▶ Directive
Omit the pictures, then write out every entry exactly as it reads.

▶ Data records
************

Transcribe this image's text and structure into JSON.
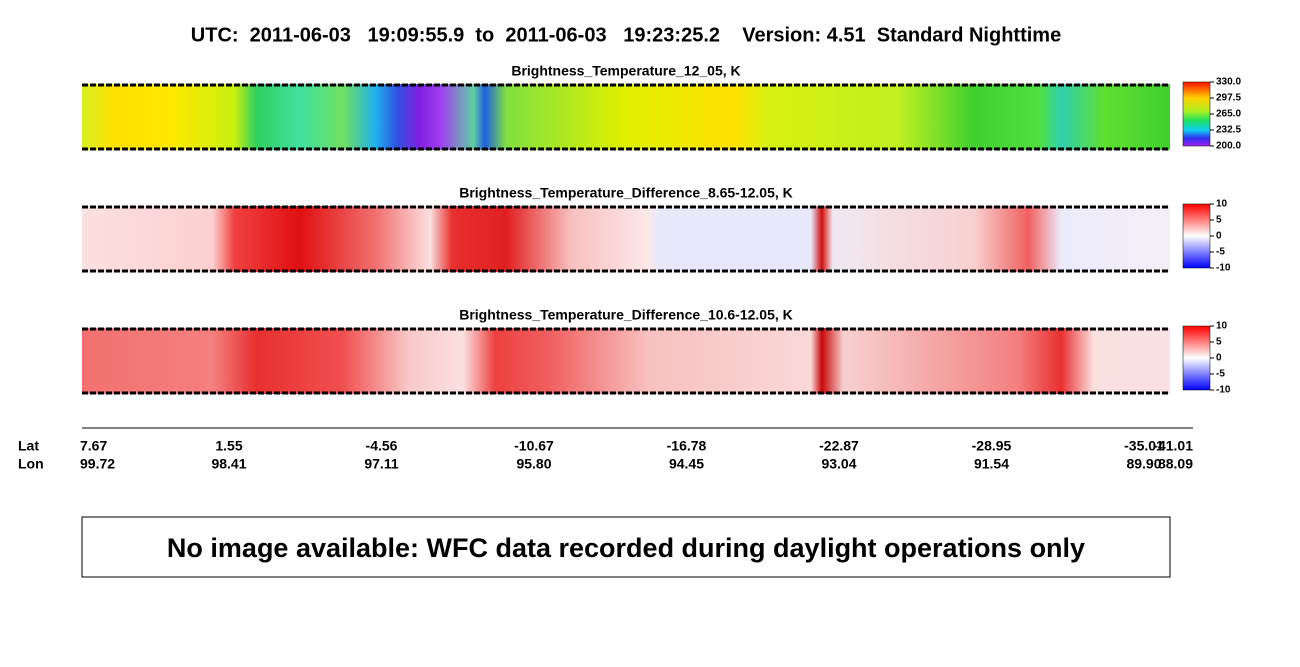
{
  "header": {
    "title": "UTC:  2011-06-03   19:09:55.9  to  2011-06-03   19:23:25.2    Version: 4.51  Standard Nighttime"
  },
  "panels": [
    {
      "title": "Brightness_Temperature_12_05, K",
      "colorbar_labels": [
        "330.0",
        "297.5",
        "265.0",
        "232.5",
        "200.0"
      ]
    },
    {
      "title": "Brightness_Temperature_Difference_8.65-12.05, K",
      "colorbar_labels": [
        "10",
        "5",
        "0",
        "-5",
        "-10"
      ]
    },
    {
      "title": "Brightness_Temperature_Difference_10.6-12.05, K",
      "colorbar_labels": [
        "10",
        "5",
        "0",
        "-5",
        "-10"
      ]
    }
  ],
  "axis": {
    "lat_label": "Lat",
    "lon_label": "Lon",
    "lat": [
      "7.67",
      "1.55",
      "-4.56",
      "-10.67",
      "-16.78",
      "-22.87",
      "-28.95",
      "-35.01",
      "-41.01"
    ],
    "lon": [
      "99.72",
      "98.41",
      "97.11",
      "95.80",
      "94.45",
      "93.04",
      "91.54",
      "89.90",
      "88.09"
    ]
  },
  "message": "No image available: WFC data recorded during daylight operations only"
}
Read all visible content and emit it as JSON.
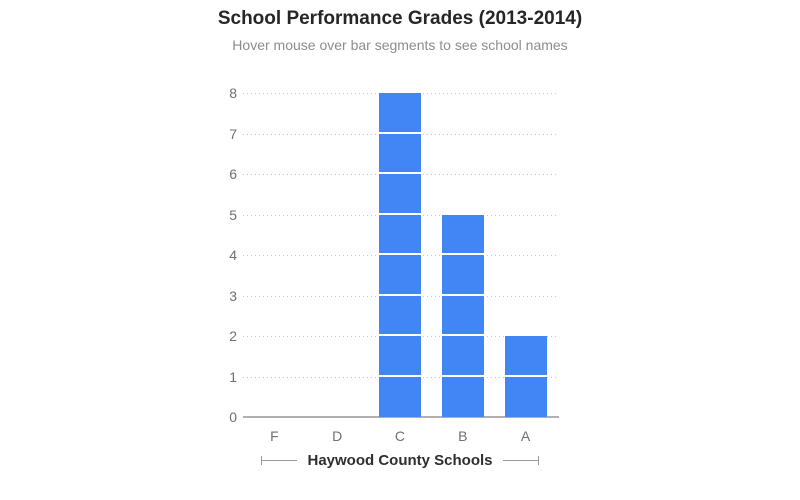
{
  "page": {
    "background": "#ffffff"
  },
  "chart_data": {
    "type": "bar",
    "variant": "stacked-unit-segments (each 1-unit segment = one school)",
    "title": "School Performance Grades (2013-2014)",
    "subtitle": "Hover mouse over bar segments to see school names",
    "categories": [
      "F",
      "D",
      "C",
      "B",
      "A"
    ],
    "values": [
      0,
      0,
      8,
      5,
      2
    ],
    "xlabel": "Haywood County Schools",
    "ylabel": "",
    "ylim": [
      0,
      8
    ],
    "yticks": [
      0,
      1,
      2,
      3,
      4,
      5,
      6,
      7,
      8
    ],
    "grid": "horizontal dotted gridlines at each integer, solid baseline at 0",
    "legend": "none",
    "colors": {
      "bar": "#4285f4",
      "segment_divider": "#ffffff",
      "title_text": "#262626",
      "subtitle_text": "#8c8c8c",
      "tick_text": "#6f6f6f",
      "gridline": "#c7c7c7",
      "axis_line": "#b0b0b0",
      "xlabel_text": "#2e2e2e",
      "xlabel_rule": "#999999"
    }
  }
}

************

▶ Task output
Transcribe this image's text and structure into JSON.
{
  "header": {
    "title": "UTC:  2011-06-03   19:09:55.9  to  2011-06-03   19:23:25.2    Version: 4.51  Standard Nighttime"
  },
  "panels": [
    {
      "title": "Brightness_Temperature_12_05, K",
      "colorbar_labels": [
        "330.0",
        "297.5",
        "265.0",
        "232.5",
        "200.0"
      ]
    },
    {
      "title": "Brightness_Temperature_Difference_8.65-12.05, K",
      "colorbar_labels": [
        "10",
        "5",
        "0",
        "-5",
        "-10"
      ]
    },
    {
      "title": "Brightness_Temperature_Difference_10.6-12.05, K",
      "colorbar_labels": [
        "10",
        "5",
        "0",
        "-5",
        "-10"
      ]
    }
  ],
  "axis": {
    "lat_label": "Lat",
    "lon_label": "Lon",
    "lat": [
      "7.67",
      "1.55",
      "-4.56",
      "-10.67",
      "-16.78",
      "-22.87",
      "-28.95",
      "-35.01",
      "-41.01"
    ],
    "lon": [
      "99.72",
      "98.41",
      "97.11",
      "95.80",
      "94.45",
      "93.04",
      "91.54",
      "89.90",
      "88.09"
    ]
  },
  "message": "No image available: WFC data recorded during daylight operations only"
}
Read all visible content and emit it as JSON.
{
  "page": {
    "background": "#ffffff"
  },
  "chart_data": {
    "type": "bar",
    "variant": "stacked-unit-segments (each 1-unit segment = one school)",
    "title": "School Performance Grades (2013-2014)",
    "subtitle": "Hover mouse over bar segments to see school names",
    "categories": [
      "F",
      "D",
      "C",
      "B",
      "A"
    ],
    "values": [
      0,
      0,
      8,
      5,
      2
    ],
    "xlabel": "Haywood County Schools",
    "ylabel": "",
    "ylim": [
      0,
      8
    ],
    "yticks": [
      0,
      1,
      2,
      3,
      4,
      5,
      6,
      7,
      8
    ],
    "grid": "horizontal dotted gridlines at each integer, solid baseline at 0",
    "legend": "none",
    "colors": {
      "bar": "#4285f4",
      "segment_divider": "#ffffff",
      "title_text": "#262626",
      "subtitle_text": "#8c8c8c",
      "tick_text": "#6f6f6f",
      "gridline": "#c7c7c7",
      "axis_line": "#b0b0b0",
      "xlabel_text": "#2e2e2e",
      "xlabel_rule": "#999999"
    }
  }
}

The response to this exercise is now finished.